## What needs to be done
Transcribe the whole listing without a single picture.

## Material to process
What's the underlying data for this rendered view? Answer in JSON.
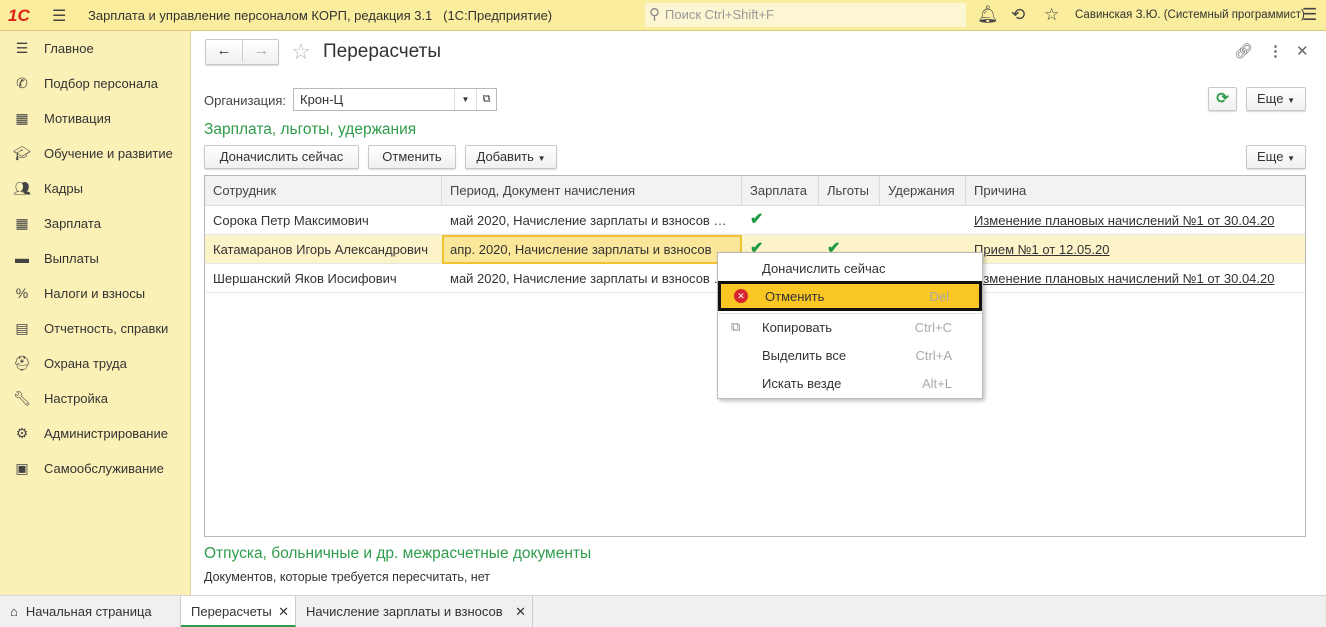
{
  "topbar": {
    "logo": "1С",
    "title": "Зарплата и управление персоналом КОРП, редакция 3.1   (1С:Предприятие)",
    "search_placeholder": "Поиск Ctrl+Shift+F",
    "user": "Савинская З.Ю. (Системный программист)"
  },
  "sidebar": {
    "items": [
      {
        "label": "Главное",
        "icon": "menu-lines-icon"
      },
      {
        "label": "Подбор персонала",
        "icon": "phone-icon"
      },
      {
        "label": "Мотивация",
        "icon": "gift-icon"
      },
      {
        "label": "Обучение и развитие",
        "icon": "graduation-cap-icon"
      },
      {
        "label": "Кадры",
        "icon": "people-icon"
      },
      {
        "label": "Зарплата",
        "icon": "calculator-icon"
      },
      {
        "label": "Выплаты",
        "icon": "wallet-icon"
      },
      {
        "label": "Налоги и взносы",
        "icon": "percent-icon"
      },
      {
        "label": "Отчетность, справки",
        "icon": "reports-icon"
      },
      {
        "label": "Охрана труда",
        "icon": "helmet-icon"
      },
      {
        "label": "Настройка",
        "icon": "wrench-icon"
      },
      {
        "label": "Администрирование",
        "icon": "gear-icon"
      },
      {
        "label": "Самообслуживание",
        "icon": "id-card-icon"
      }
    ]
  },
  "form": {
    "title": "Перерасчеты",
    "org_label": "Организация:",
    "org_value": "Крон-Ц",
    "more_label": "Еще",
    "section1": "Зарплата, льготы, удержания",
    "btn_accrue": "Доначислить сейчас",
    "btn_cancel": "Отменить",
    "btn_add": "Добавить",
    "section2": "Отпуска, больничные и др. межрасчетные документы",
    "section2_note": "Документов, которые требуется пересчитать, нет"
  },
  "table": {
    "columns": [
      "Сотрудник",
      "Период, Документ начисления",
      "Зарплата",
      "Льготы",
      "Удержания",
      "Причина"
    ],
    "rows": [
      {
        "employee": "Сорока Петр Максимович",
        "period": "май 2020, Начисление зарплаты и взносов …",
        "salary": "✔",
        "benefits": "",
        "deductions": "",
        "reason": "Изменение плановых начислений №1 от 30.04.20"
      },
      {
        "employee": "Катамаранов Игорь Александрович",
        "period": "апр. 2020, Начисление зарплаты и взносов …",
        "salary": "✔",
        "benefits": "✔",
        "deductions": "",
        "reason": "Прием №1 от 12.05.20",
        "selected": true
      },
      {
        "employee": "Шершанский Яков Иосифович",
        "period": "май 2020, Начисление зарплаты и взносов …",
        "salary": "",
        "benefits": "",
        "deductions": "",
        "reason": "Изменение плановых начислений №1 от 30.04.20"
      }
    ]
  },
  "context_menu": {
    "items": [
      {
        "label": "Доначислить сейчас",
        "shortcut": ""
      },
      {
        "label": "Отменить",
        "shortcut": "Del",
        "icon": "cancel-icon",
        "highlighted": true
      },
      {
        "label": "Копировать",
        "shortcut": "Ctrl+C",
        "icon": "copy-icon"
      },
      {
        "label": "Выделить все",
        "shortcut": "Ctrl+A"
      },
      {
        "label": "Искать везде",
        "shortcut": "Alt+L"
      }
    ]
  },
  "tabs": [
    {
      "label": "Начальная страница",
      "icon": "home-icon"
    },
    {
      "label": "Перерасчеты",
      "active": true
    },
    {
      "label": "Начисление зарплаты и взносов"
    }
  ],
  "colors": {
    "accent": "#2e9c4a",
    "highlight": "#f9c623",
    "topbar": "#fbed9e",
    "sidebar": "#fbf0b6"
  }
}
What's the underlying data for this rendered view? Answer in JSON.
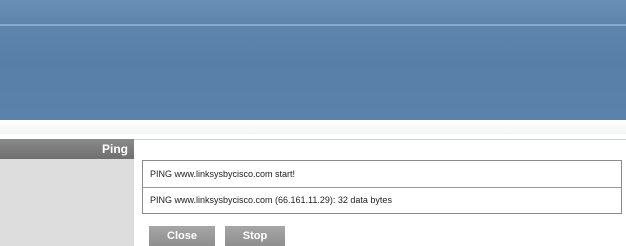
{
  "sidebar": {
    "section_label": "Ping"
  },
  "ping_log": {
    "lines": [
      "PING www.linksysbycisco.com start!",
      "PING www.linksysbycisco.com (66.161.11.29): 32 data bytes"
    ]
  },
  "buttons": {
    "close_label": "Close",
    "stop_label": "Stop"
  },
  "colors": {
    "banner": "#5a82aa",
    "sidebar_header": "#7b7b7b",
    "sidebar": "#dddddd",
    "button": "#9a9a9a"
  }
}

## Task output
What's the underlying data for this rendered view? Answer in JSON.
{
  "topbar": {
    "logo": "1С",
    "title": "Зарплата и управление персоналом КОРП, редакция 3.1   (1С:Предприятие)",
    "search_placeholder": "Поиск Ctrl+Shift+F",
    "user": "Савинская З.Ю. (Системный программист)"
  },
  "sidebar": {
    "items": [
      {
        "label": "Главное",
        "icon": "menu-lines-icon"
      },
      {
        "label": "Подбор персонала",
        "icon": "phone-icon"
      },
      {
        "label": "Мотивация",
        "icon": "gift-icon"
      },
      {
        "label": "Обучение и развитие",
        "icon": "graduation-cap-icon"
      },
      {
        "label": "Кадры",
        "icon": "people-icon"
      },
      {
        "label": "Зарплата",
        "icon": "calculator-icon"
      },
      {
        "label": "Выплаты",
        "icon": "wallet-icon"
      },
      {
        "label": "Налоги и взносы",
        "icon": "percent-icon"
      },
      {
        "label": "Отчетность, справки",
        "icon": "reports-icon"
      },
      {
        "label": "Охрана труда",
        "icon": "helmet-icon"
      },
      {
        "label": "Настройка",
        "icon": "wrench-icon"
      },
      {
        "label": "Администрирование",
        "icon": "gear-icon"
      },
      {
        "label": "Самообслуживание",
        "icon": "id-card-icon"
      }
    ]
  },
  "form": {
    "title": "Перерасчеты",
    "org_label": "Организация:",
    "org_value": "Крон-Ц",
    "more_label": "Еще",
    "section1": "Зарплата, льготы, удержания",
    "btn_accrue": "Доначислить сейчас",
    "btn_cancel": "Отменить",
    "btn_add": "Добавить",
    "section2": "Отпуска, больничные и др. межрасчетные документы",
    "section2_note": "Документов, которые требуется пересчитать, нет"
  },
  "table": {
    "columns": [
      "Сотрудник",
      "Период, Документ начисления",
      "Зарплата",
      "Льготы",
      "Удержания",
      "Причина"
    ],
    "rows": [
      {
        "employee": "Сорока Петр Максимович",
        "period": "май 2020, Начисление зарплаты и взносов …",
        "salary": "✔",
        "benefits": "",
        "deductions": "",
        "reason": "Изменение плановых начислений №1 от 30.04.20"
      },
      {
        "employee": "Катамаранов Игорь Александрович",
        "period": "апр. 2020, Начисление зарплаты и взносов …",
        "salary": "✔",
        "benefits": "✔",
        "deductions": "",
        "reason": "Прием №1 от 12.05.20",
        "selected": true
      },
      {
        "employee": "Шершанский Яков Иосифович",
        "period": "май 2020, Начисление зарплаты и взносов …",
        "salary": "",
        "benefits": "",
        "deductions": "",
        "reason": "Изменение плановых начислений №1 от 30.04.20"
      }
    ]
  },
  "context_menu": {
    "items": [
      {
        "label": "Доначислить сейчас",
        "shortcut": ""
      },
      {
        "label": "Отменить",
        "shortcut": "Del",
        "icon": "cancel-icon",
        "highlighted": true
      },
      {
        "label": "Копировать",
        "shortcut": "Ctrl+C",
        "icon": "copy-icon"
      },
      {
        "label": "Выделить все",
        "shortcut": "Ctrl+A"
      },
      {
        "label": "Искать везде",
        "shortcut": "Alt+L"
      }
    ]
  },
  "tabs": [
    {
      "label": "Начальная страница",
      "icon": "home-icon"
    },
    {
      "label": "Перерасчеты",
      "active": true
    },
    {
      "label": "Начисление зарплаты и взносов"
    }
  ],
  "colors": {
    "accent": "#2e9c4a",
    "highlight": "#f9c623",
    "topbar": "#fbed9e",
    "sidebar": "#fbf0b6"
  }
}
What's the underlying data for this rendered view? Answer in JSON.
{
  "sidebar": {
    "section_label": "Ping"
  },
  "ping_log": {
    "lines": [
      "PING www.linksysbycisco.com start!",
      "PING www.linksysbycisco.com (66.161.11.29): 32 data bytes"
    ]
  },
  "buttons": {
    "close_label": "Close",
    "stop_label": "Stop"
  },
  "colors": {
    "banner": "#5a82aa",
    "sidebar_header": "#7b7b7b",
    "sidebar": "#dddddd",
    "button": "#9a9a9a"
  }
}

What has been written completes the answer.